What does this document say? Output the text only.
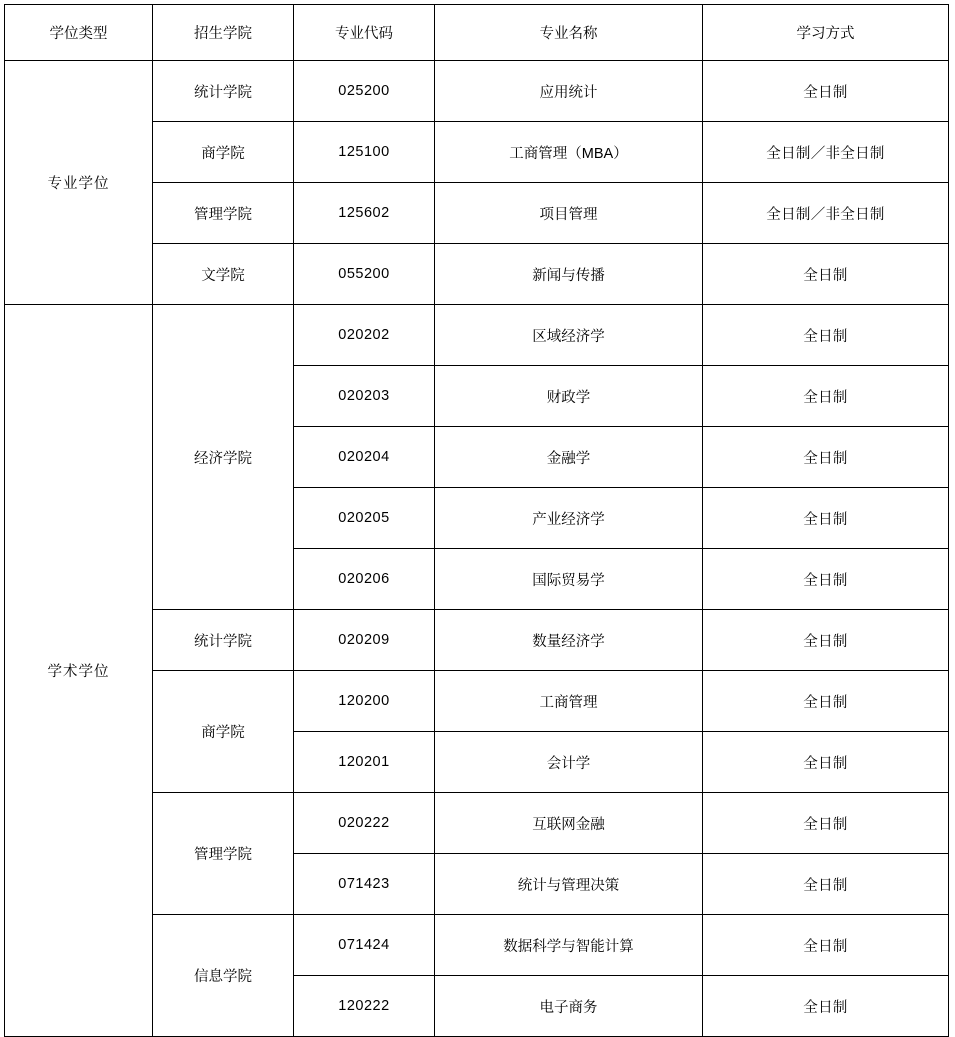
学位类型	招生学院	专业代码	专业名称	学习方式
专业学位	统计学院	025200	应用统计	全日制
	商学院	125100	工商管理（MBA）	全日制／非全日制
	管理学院	125602	项目管理	全日制／非全日制
	文学院	055200	新闻与传播	全日制
学术学位	经济学院	020202	区域经济学	全日制
		020203	财政学	全日制
		020204	金融学	全日制
		020205	产业经济学	全日制
		020206	国际贸易学	全日制
	统计学院	020209	数量经济学	全日制
	商学院	120200	工商管理	全日制
		120201	会计学	全日制
	管理学院	020222	互联网金融	全日制
		071423	统计与管理决策	全日制
	信息学院	071424	数据科学与智能计算	全日制
		120222	电子商务	全日制
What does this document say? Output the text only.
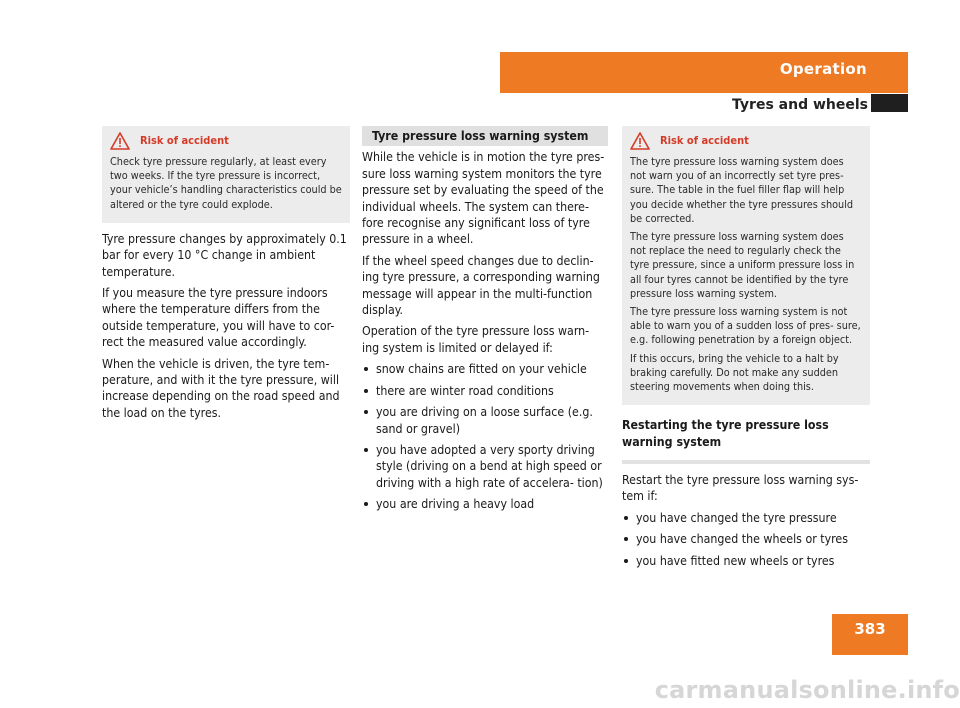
Operation
Tyres and wheels
Risk of accident

Check tyre pressure regularly, at least every two weeks. If the tyre pressure is incorrect, your vehicle’s handling characteristics could be altered or the tyre could explode.

Tyre pressure changes by approximately 0.1 bar for every 10 °C change in ambient temperature.

If you measure the tyre pressure indoors where the temperature differs from the outside temperature, you will have to cor- rect the measured value accordingly.

When the vehicle is driven, the tyre tem- perature, and with it the tyre pressure, will increase depending on the road speed and the load on the tyres.

Tyre pressure loss warning system

While the vehicle is in motion the tyre pres- sure loss warning system monitors the tyre pressure set by evaluating the speed of the individual wheels. The system can there- fore recognise any significant loss of tyre pressure in a wheel.

If the wheel speed changes due to declin- ing tyre pressure, a corresponding warning message will appear in the multi-function display.

Operation of the tyre pressure loss warn- ing system is limited or delayed if:

snow chains are fitted on your vehicle
there are winter road conditions
you are driving on a loose surface (e.g. sand or gravel)
you have adopted a very sporty driving style (driving on a bend at high speed or driving with a high rate of accelera- tion)
you are driving a heavy load
Risk of accident

The tyre pressure loss warning system does not warn you of an incorrectly set tyre pres- sure. The table in the fuel filler flap will help you decide whether the tyre pressures should be corrected.

The tyre pressure loss warning system does not replace the need to regularly check the tyre pressure, since a uniform pressure loss in all four tyres cannot be identified by the tyre pressure loss warning system.

The tyre pressure loss warning system is not able to warn you of a sudden loss of pres- sure, e.g. following penetration by a foreign object.

If this occurs, bring the vehicle to a halt by braking carefully. Do not make any sudden steering movements when doing this.

Restarting the tyre pressure loss warning system

Restart the tyre pressure loss warning sys- tem if:

you have changed the tyre pressure
you have changed the wheels or tyres
you have fitted new wheels or tyres
383
carmanualsonline.info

--------------------

WHAT YOU HAVE TO DO:
Without the pictures, reproduce every line of the records above exactly.

TASK RESPONSE:
What does this document say? Output the text only.
学位类型	招生学院	专业代码	专业名称	学习方式
专业学位	统计学院	025200	应用统计	全日制
	商学院	125100	工商管理（MBA）	全日制／非全日制
	管理学院	125602	项目管理	全日制／非全日制
	文学院	055200	新闻与传播	全日制
学术学位	经济学院	020202	区域经济学	全日制
		020203	财政学	全日制
		020204	金融学	全日制
		020205	产业经济学	全日制
		020206	国际贸易学	全日制
	统计学院	020209	数量经济学	全日制
	商学院	120200	工商管理	全日制
		120201	会计学	全日制
	管理学院	020222	互联网金融	全日制
		071423	统计与管理决策	全日制
	信息学院	071424	数据科学与智能计算	全日制
		120222	电子商务	全日制
What does this document say? Output the text only.
Operation
Tyres and wheels
Risk of accident

Check tyre pressure regularly, at least every two weeks. If the tyre pressure is incorrect, your vehicle’s handling characteristics could be altered or the tyre could explode.

Tyre pressure changes by approximately 0.1 bar for every 10 °C change in ambient temperature.

If you measure the tyre pressure indoors where the temperature differs from the outside temperature, you will have to cor- rect the measured value accordingly.

When the vehicle is driven, the tyre tem- perature, and with it the tyre pressure, will increase depending on the road speed and the load on the tyres.

Tyre pressure loss warning system

While the vehicle is in motion the tyre pres- sure loss warning system monitors the tyre pressure set by evaluating the speed of the individual wheels. The system can there- fore recognise any significant loss of tyre pressure in a wheel.

If the wheel speed changes due to declin- ing tyre pressure, a corresponding warning message will appear in the multi-function display.

Operation of the tyre pressure loss warn- ing system is limited or delayed if:

snow chains are fitted on your vehicle
there are winter road conditions
you are driving on a loose surface (e.g. sand or gravel)
you have adopted a very sporty driving style (driving on a bend at high speed or driving with a high rate of accelera- tion)
you are driving a heavy load
Risk of accident

The tyre pressure loss warning system does not warn you of an incorrectly set tyre pres- sure. The table in the fuel filler flap will help you decide whether the tyre pressures should be corrected.

The tyre pressure loss warning system does not replace the need to regularly check the tyre pressure, since a uniform pressure loss in all four tyres cannot be identified by the tyre pressure loss warning system.

The tyre pressure loss warning system is not able to warn you of a sudden loss of pres- sure, e.g. following penetration by a foreign object.

If this occurs, bring the vehicle to a halt by braking carefully. Do not make any sudden steering movements when doing this.

Restarting the tyre pressure loss warning system

Restart the tyre pressure loss warning sys- tem if:

you have changed the tyre pressure
you have changed the wheels or tyres
you have fitted new wheels or tyres
383
carmanualsonline.info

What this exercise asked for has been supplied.